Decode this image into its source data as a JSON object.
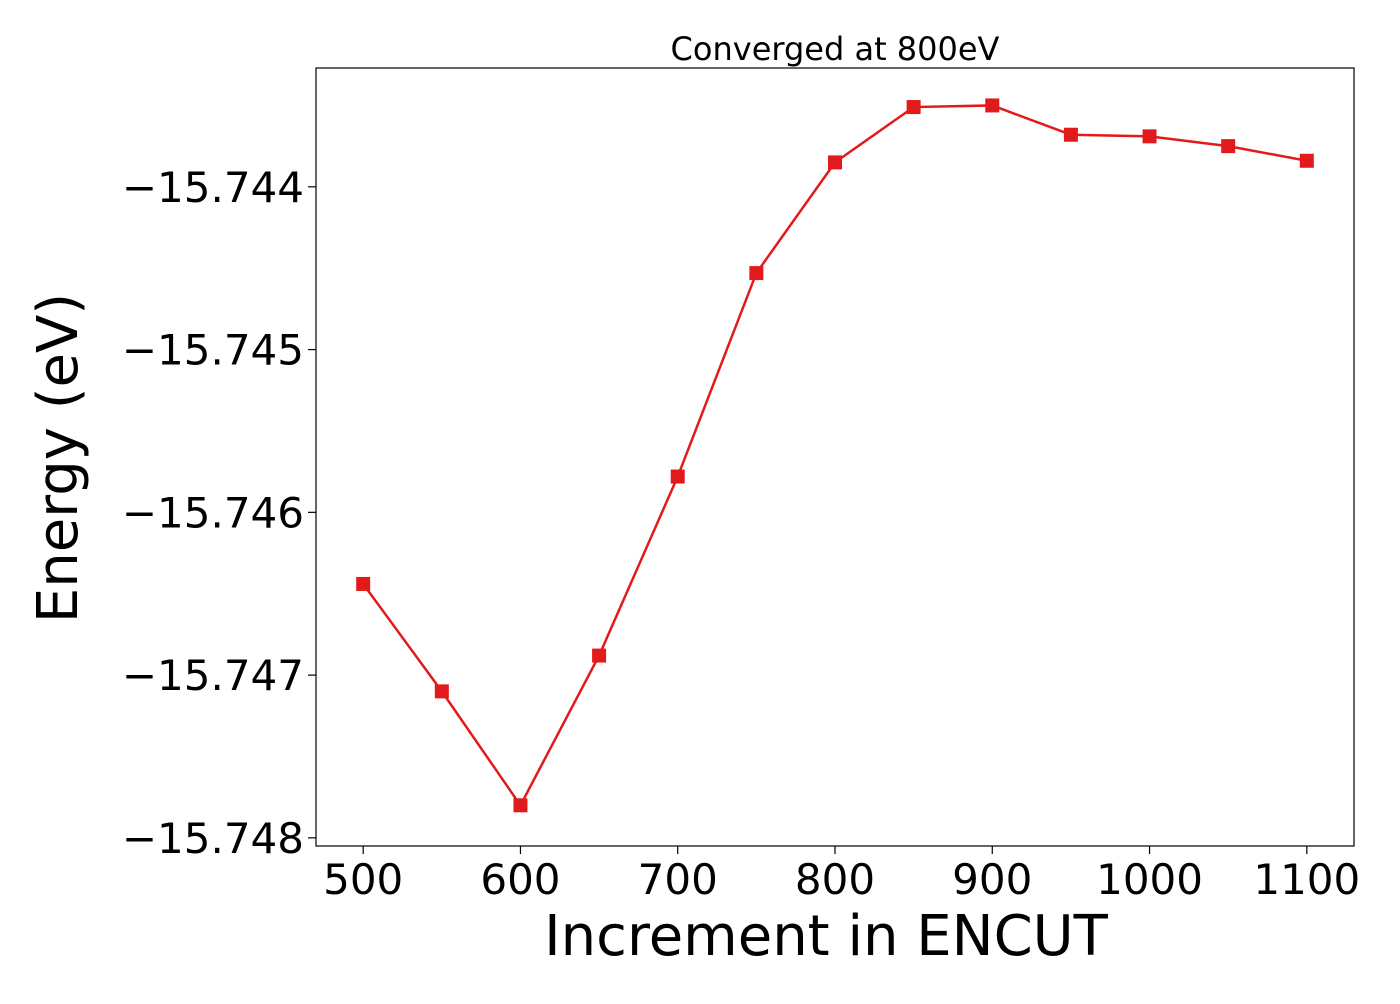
{
  "chart_data": {
    "type": "line",
    "title": "Converged at 800eV",
    "xlabel": "Increment in ENCUT",
    "ylabel": "Energy (eV)",
    "xlim": [
      470,
      1130
    ],
    "ylim": [
      -15.74805,
      -15.74327
    ],
    "xticks": [
      500,
      600,
      700,
      800,
      900,
      1000,
      1100
    ],
    "yticks": [
      -15.744,
      -15.745,
      -15.746,
      -15.747,
      -15.748
    ],
    "ytick_labels": [
      "−15.744",
      "−15.745",
      "−15.746",
      "−15.747",
      "−15.748"
    ],
    "grid": false,
    "legend": "none",
    "series": [
      {
        "color": "#e31a1c",
        "marker": "square",
        "x": [
          500,
          550,
          600,
          650,
          700,
          750,
          800,
          850,
          900,
          950,
          1000,
          1050,
          1100
        ],
        "y": [
          -15.74644,
          -15.7471,
          -15.7478,
          -15.74688,
          -15.74578,
          -15.74453,
          -15.74385,
          -15.74351,
          -15.7435,
          -15.74368,
          -15.74369,
          -15.74375,
          -15.74384
        ]
      }
    ]
  }
}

________________________

WHAT IS NEEDED:
All the lines above are to be reproduced exactly, except the pictures.

EXERCISE OUTPUT:
Decode this image into its source data as a JSON object.
{
  "chart_data": {
    "type": "line",
    "title": "Converged at 800eV",
    "xlabel": "Increment in ENCUT",
    "ylabel": "Energy (eV)",
    "xlim": [
      470,
      1130
    ],
    "ylim": [
      -15.74805,
      -15.74327
    ],
    "xticks": [
      500,
      600,
      700,
      800,
      900,
      1000,
      1100
    ],
    "yticks": [
      -15.744,
      -15.745,
      -15.746,
      -15.747,
      -15.748
    ],
    "ytick_labels": [
      "−15.744",
      "−15.745",
      "−15.746",
      "−15.747",
      "−15.748"
    ],
    "grid": false,
    "legend": "none",
    "series": [
      {
        "color": "#e31a1c",
        "marker": "square",
        "x": [
          500,
          550,
          600,
          650,
          700,
          750,
          800,
          850,
          900,
          950,
          1000,
          1050,
          1100
        ],
        "y": [
          -15.74644,
          -15.7471,
          -15.7478,
          -15.74688,
          -15.74578,
          -15.74453,
          -15.74385,
          -15.74351,
          -15.7435,
          -15.74368,
          -15.74369,
          -15.74375,
          -15.74384
        ]
      }
    ]
  }
}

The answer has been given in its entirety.